**What to produce:** Write only the number of lines holding the string "части".

[Source data]
▼
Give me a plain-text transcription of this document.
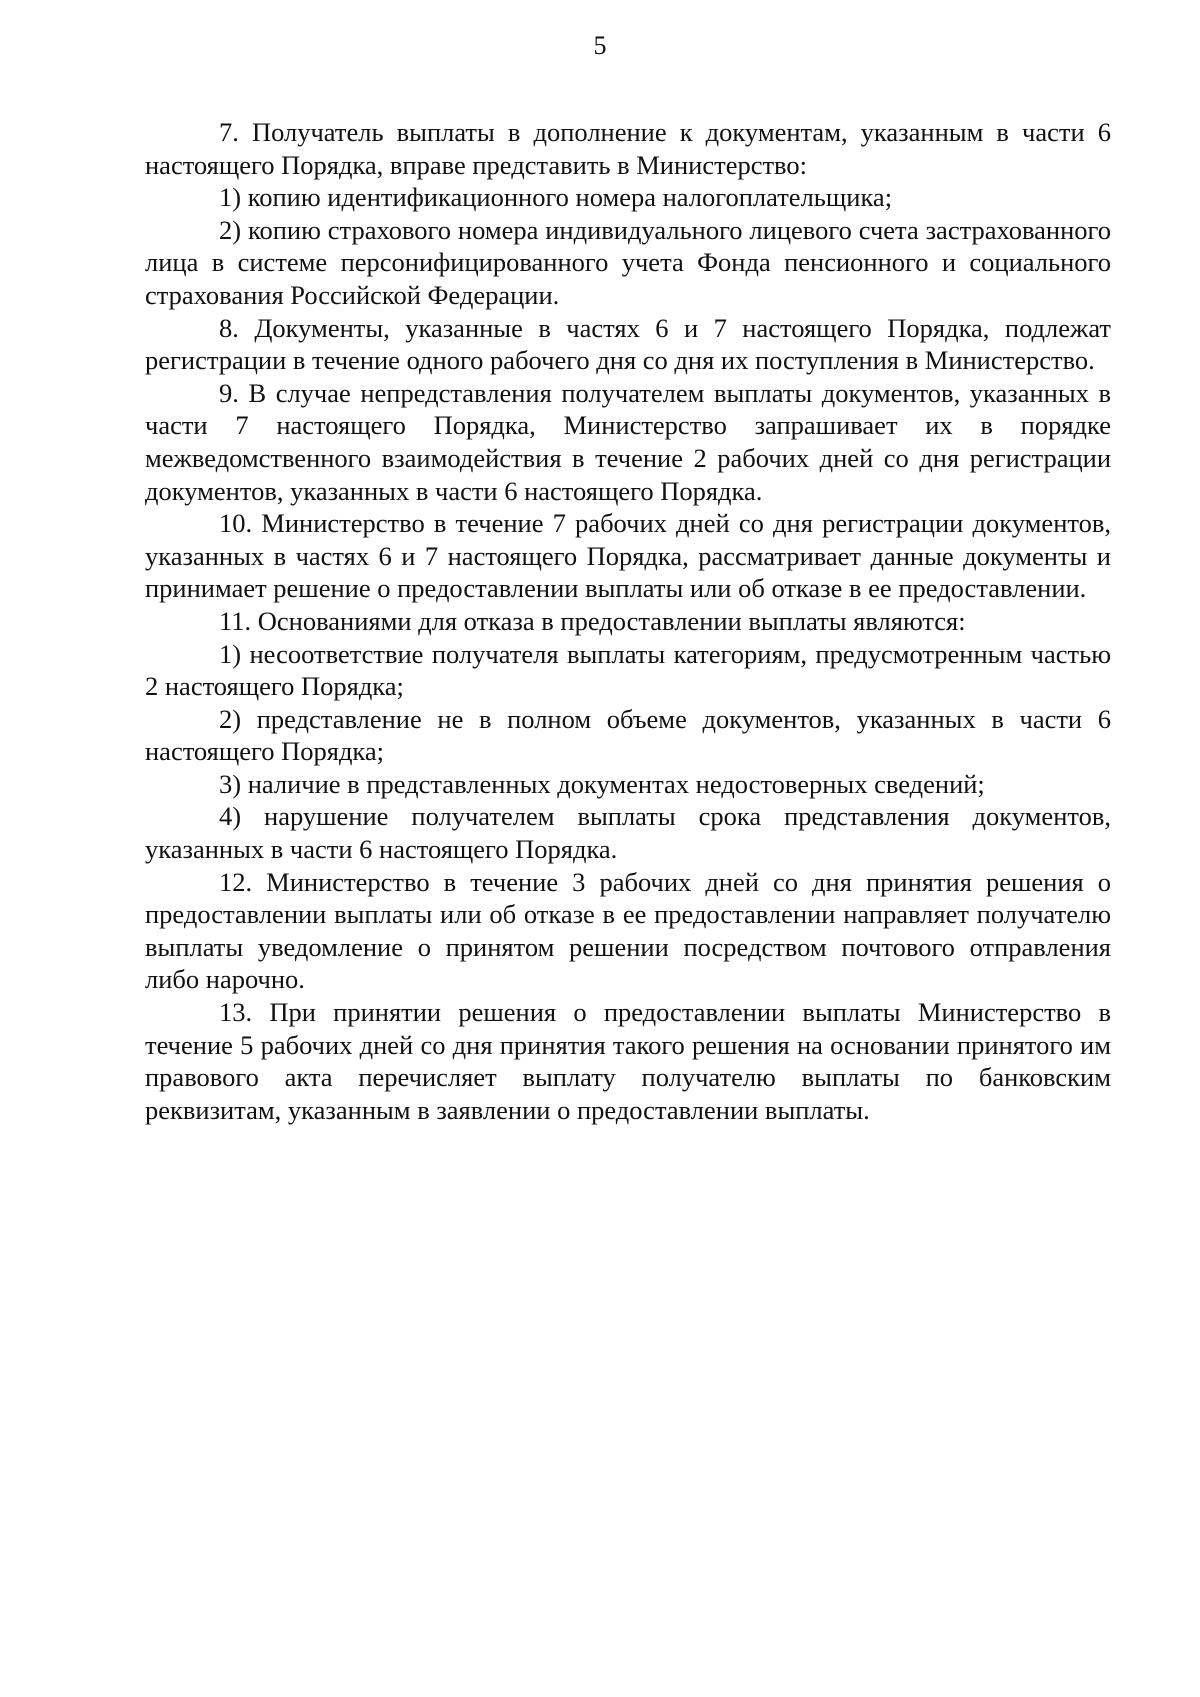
5

7. Получатель выплаты в дополнение к документам, указанным в части 6 настоящего Порядка, вправе представить в Министерство:

1) копию идентификационного номера налогоплательщика;

2) копию страхового номера индивидуального лицевого счета застрахованного лица в системе персонифицированного учета Фонда пенсионного и социального страхования Российской Федерации.

8. Документы, указанные в частях 6 и 7 настоящего Порядка, подлежат регистрации в течение одного рабочего дня со дня их поступления в Министерство.

9. В случае непредставления получателем выплаты документов, указанных в части 7 настоящего Порядка, Министерство запрашивает их в порядке межведомственного взаимодействия в течение 2 рабочих дней со дня регистрации документов, указанных в части 6 настоящего Порядка.

10. Министерство в течение 7 рабочих дней со дня регистрации документов, указанных в частях 6 и 7 настоящего Порядка, рассматривает данные документы и принимает решение о предоставлении выплаты или об отказе в ее предоставлении.

11. Основаниями для отказа в предоставлении выплаты являются:

1) несоответствие получателя выплаты категориям, предусмотренным частью 2 настоящего Порядка;

2) представление не в полном объеме документов, указанных в части 6 настоящего Порядка;

3) наличие в представленных документах недостоверных сведений;

4) нарушение получателем выплаты срока представления документов, указанных в части 6 настоящего Порядка.

12. Министерство в течение 3 рабочих дней со дня принятия решения о предоставлении выплаты или об отказе в ее предоставлении направляет получателю выплаты уведомление о принятом решении посредством почтового отправления либо нарочно.

13. При принятии решения о предоставлении выплаты Министерство в течение 5 рабочих дней со дня принятия такого решения на основании принятого им правового акта перечисляет выплату получателю выплаты по банковским реквизитам, указанным в заявлении о предоставлении выплаты.
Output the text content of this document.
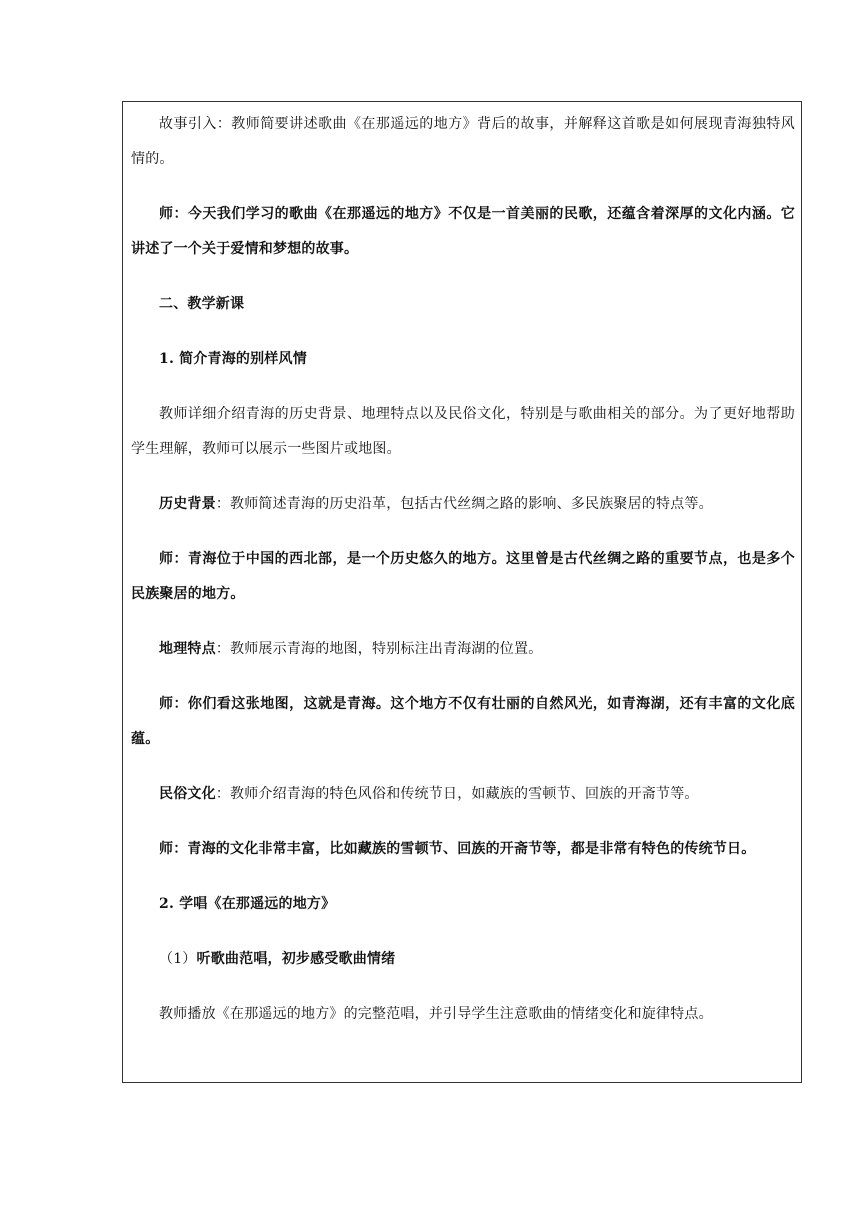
故事引入：教师简要讲述歌曲《在那遥远的地方》背后的故事，并解释这首歌是如何展现青海独特风情的。

师：今天我们学习的歌曲《在那遥远的地方》不仅是一首美丽的民歌，还蕴含着深厚的文化内涵。它讲述了一个关于爱情和梦想的故事。

二、教学新课

1. 简介青海的别样风情

教师详细介绍青海的历史背景、地理特点以及民俗文化，特别是与歌曲相关的部分。为了更好地帮助学生理解，教师可以展示一些图片或地图。

历史背景：教师简述青海的历史沿革，包括古代丝绸之路的影响、多民族聚居的特点等。

师：青海位于中国的西北部，是一个历史悠久的地方。这里曾是古代丝绸之路的重要节点，也是多个民族聚居的地方。

地理特点：教师展示青海的地图，特别标注出青海湖的位置。

师：你们看这张地图，这就是青海。这个地方不仅有壮丽的自然风光，如青海湖，还有丰富的文化底蕴。

民俗文化：教师介绍青海的特色风俗和传统节日，如藏族的雪顿节、回族的开斋节等。

师：青海的文化非常丰富，比如藏族的雪顿节、回族的开斋节等，都是非常有特色的传统节日。

2. 学唱《在那遥远的地方》

（1）听歌曲范唱，初步感受歌曲情绪

教师播放《在那遥远的地方》的完整范唱，并引导学生注意歌曲的情绪变化和旋律特点。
▲
**Answer:** 4